======== TEXTO ========
24 Horas News-Cuiabá-MT
Autor: Eduardo Tramarim
21 de Jun de 2005
O ex-gerente do Instituto Brasileiro do Meio Ambiente e dos Recursos Naturais Renováveis (Ibama) no Mato Grosso Hugo Werle, preso pela Polícia Federal na Operação Curupira, admitiu ter doado R$ 5 mil para a última campanha eleitoral do PT. Werle, porém, garantiu que a operação foi declarada à Receita Federal. Ele atribuiu sua prisão à "postura crítica" que teria assumido em relação às políticas de desmatamento.
O ex-gerente voltou a negar, em depoimento à Comissão Parlamentar de Inquérito (CPI) da Biopirataria, a acusação de que enriqueceu ilicitamente, ao afirmar que seu patrimônio é compatível com a renda de R$ 3 mil do salário do Ibama; R$ 4,8 mil de uma gratificação federal; R$ 4 mil que recebe como professor da Universidade Federal do Mato Grosso; e mais outras rendas provenientes de aluguéis.
======== TRECHOS DE DADOS ========
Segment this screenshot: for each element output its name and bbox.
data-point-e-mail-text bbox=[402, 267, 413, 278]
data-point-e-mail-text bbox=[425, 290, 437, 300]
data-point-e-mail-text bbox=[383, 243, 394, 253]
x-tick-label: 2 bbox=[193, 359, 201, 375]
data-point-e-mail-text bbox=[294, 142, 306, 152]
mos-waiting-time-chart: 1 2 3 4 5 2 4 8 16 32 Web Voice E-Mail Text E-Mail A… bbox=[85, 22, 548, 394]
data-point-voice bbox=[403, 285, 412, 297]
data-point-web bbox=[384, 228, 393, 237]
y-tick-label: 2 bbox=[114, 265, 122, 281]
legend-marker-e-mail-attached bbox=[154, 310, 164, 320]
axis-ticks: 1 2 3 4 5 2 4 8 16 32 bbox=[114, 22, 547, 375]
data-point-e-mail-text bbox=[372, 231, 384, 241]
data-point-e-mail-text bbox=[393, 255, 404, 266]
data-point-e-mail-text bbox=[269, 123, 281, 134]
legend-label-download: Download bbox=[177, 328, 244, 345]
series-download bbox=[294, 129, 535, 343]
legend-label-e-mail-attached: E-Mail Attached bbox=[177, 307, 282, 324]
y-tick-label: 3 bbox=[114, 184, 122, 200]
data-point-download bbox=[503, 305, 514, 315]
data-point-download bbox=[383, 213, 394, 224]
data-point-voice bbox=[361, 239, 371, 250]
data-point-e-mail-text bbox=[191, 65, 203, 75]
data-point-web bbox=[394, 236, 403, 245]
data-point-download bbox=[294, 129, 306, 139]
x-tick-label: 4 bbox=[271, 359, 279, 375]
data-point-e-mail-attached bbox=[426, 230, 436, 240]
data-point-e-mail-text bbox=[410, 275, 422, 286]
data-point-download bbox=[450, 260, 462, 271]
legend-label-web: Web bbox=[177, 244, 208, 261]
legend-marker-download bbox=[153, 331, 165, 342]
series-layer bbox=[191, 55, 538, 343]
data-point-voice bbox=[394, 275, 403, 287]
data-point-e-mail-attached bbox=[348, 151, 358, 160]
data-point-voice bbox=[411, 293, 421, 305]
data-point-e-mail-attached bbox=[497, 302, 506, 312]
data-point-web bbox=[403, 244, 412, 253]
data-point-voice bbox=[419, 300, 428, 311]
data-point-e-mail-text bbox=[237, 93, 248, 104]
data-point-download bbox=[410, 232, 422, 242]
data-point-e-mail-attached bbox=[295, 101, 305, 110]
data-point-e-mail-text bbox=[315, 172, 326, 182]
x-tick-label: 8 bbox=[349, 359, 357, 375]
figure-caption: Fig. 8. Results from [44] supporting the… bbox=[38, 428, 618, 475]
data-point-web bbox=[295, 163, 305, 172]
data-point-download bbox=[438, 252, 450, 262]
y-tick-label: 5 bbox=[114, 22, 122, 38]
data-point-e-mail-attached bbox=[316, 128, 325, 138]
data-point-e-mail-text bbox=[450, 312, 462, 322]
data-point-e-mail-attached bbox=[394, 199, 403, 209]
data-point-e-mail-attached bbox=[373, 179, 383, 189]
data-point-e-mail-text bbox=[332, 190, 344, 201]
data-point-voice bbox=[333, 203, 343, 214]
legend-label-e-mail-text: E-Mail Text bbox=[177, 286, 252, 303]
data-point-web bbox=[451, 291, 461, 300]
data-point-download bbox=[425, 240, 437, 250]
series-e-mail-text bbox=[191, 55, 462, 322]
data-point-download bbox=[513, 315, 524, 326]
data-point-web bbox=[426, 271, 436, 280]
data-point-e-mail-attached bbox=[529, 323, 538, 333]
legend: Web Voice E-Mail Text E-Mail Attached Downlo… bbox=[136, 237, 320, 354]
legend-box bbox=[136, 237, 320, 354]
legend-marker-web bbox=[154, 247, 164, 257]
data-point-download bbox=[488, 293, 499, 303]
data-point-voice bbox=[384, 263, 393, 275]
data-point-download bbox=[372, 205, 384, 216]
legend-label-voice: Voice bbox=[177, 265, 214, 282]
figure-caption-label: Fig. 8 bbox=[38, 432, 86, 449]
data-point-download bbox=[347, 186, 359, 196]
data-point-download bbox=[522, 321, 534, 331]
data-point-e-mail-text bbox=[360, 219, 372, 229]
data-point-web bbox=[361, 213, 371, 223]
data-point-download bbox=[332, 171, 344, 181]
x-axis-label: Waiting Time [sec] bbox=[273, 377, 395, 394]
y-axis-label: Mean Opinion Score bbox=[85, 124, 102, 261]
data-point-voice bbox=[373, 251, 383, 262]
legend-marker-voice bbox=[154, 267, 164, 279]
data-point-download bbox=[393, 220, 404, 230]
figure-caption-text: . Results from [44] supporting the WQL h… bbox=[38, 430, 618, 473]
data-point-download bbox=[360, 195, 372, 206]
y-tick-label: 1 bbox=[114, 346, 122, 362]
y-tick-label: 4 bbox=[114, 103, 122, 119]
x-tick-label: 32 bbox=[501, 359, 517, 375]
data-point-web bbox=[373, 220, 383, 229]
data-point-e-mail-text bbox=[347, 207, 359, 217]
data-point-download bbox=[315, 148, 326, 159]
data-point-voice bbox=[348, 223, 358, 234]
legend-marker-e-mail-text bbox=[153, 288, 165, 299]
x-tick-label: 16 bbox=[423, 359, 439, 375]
========
Copie sem alterações o trecho da notícia sobre Hugo Werle que começa em "O ex-gerente voltou" e termina em "provenientes de aluguéis.".

RESULTADO DA TAREFA:
O ex-gerente voltou a negar, em depoimento à Comissão Parlamentar de Inquérito (CPI) da Biopirataria, a acusação de que enriqueceu ilicitamente, ao afirmar que seu patrimônio é compatível com a renda de R$ 3 mil do salário do Ibama; R$ 4,8 mil de uma gratificação federal; R$ 4 mil que recebe como professor da Universidade Federal do Mato Grosso; e mais outras rendas provenientes de aluguéis.